— Begin —
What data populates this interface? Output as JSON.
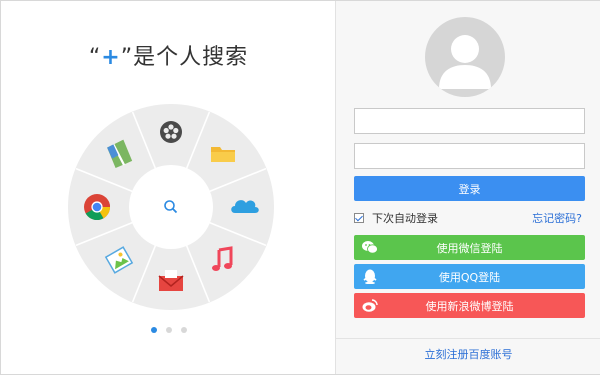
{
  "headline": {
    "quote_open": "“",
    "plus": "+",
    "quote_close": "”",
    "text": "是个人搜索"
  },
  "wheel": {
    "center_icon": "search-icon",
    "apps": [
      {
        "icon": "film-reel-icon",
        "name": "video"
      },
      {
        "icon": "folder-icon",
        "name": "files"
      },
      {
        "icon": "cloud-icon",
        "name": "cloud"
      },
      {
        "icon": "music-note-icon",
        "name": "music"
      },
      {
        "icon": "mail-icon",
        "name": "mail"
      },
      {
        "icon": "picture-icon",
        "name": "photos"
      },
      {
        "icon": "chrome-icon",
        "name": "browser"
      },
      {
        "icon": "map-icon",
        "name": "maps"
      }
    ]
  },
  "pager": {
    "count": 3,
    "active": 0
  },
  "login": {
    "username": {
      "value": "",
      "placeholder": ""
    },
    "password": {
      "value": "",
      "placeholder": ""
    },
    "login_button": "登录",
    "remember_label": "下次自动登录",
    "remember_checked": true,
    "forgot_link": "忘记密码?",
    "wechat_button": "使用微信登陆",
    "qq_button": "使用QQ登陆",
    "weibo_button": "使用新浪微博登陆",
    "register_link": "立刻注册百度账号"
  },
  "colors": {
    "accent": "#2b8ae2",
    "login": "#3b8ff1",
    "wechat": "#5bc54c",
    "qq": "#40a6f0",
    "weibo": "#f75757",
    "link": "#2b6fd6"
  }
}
— End —
— Begin —
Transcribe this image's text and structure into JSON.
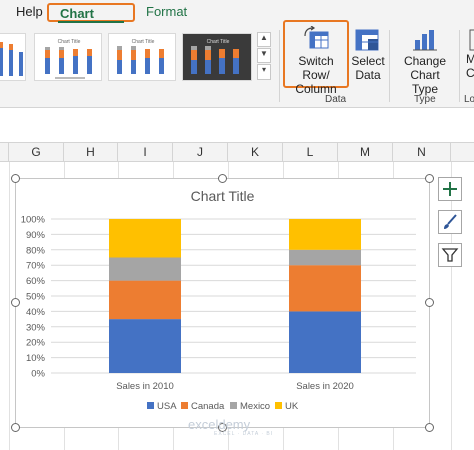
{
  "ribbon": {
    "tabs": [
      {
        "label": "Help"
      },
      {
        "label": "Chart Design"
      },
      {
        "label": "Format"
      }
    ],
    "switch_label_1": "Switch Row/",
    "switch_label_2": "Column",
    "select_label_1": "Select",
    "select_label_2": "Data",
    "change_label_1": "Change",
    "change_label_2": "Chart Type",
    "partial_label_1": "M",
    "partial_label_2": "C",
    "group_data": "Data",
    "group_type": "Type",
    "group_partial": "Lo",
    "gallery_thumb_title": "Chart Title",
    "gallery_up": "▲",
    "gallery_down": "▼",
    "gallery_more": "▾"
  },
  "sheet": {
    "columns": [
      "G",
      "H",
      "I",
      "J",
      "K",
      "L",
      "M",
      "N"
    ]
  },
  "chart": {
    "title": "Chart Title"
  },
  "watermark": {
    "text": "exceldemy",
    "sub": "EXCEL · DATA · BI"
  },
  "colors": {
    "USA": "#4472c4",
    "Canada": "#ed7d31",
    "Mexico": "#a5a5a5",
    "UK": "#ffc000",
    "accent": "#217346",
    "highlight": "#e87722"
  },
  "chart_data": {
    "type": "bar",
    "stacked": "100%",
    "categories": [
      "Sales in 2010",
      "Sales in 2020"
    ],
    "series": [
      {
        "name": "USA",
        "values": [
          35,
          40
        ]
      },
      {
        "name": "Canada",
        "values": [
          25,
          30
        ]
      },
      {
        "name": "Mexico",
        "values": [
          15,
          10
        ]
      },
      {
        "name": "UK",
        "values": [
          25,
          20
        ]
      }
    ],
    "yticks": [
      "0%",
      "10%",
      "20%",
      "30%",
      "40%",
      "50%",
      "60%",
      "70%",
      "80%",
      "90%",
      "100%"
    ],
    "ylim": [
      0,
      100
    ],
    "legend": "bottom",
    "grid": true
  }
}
— End —
— Begin —
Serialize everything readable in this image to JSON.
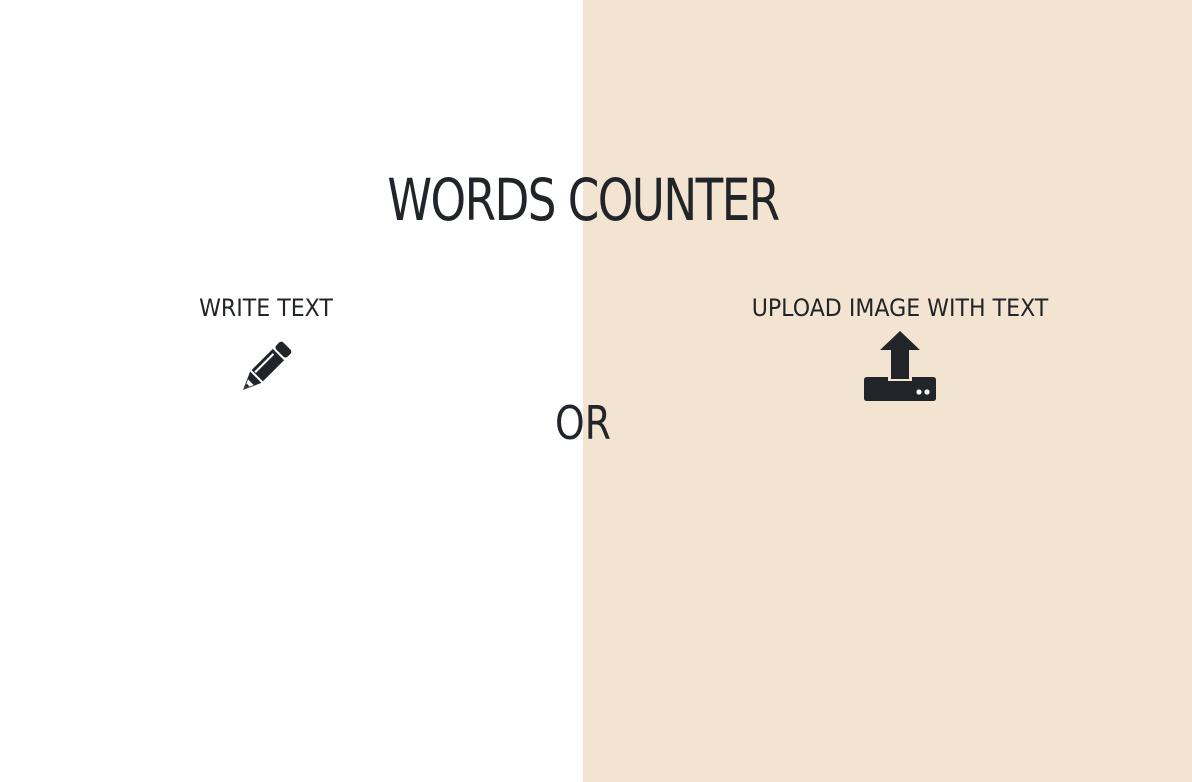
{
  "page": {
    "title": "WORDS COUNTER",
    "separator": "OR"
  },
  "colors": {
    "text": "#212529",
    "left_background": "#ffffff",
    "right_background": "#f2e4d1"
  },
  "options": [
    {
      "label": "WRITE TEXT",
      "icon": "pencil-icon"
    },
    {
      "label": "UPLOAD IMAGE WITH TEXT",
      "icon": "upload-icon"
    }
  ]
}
— End —
[REQUIRED TASK]
Go through the records and show every line with the string "JSON" in it.

[CORRECT ANSWER]
What data populates this interface? Output as JSON.
Transcribe this image's text and structure into JSON.
Serialize everything readable in this image to JSON.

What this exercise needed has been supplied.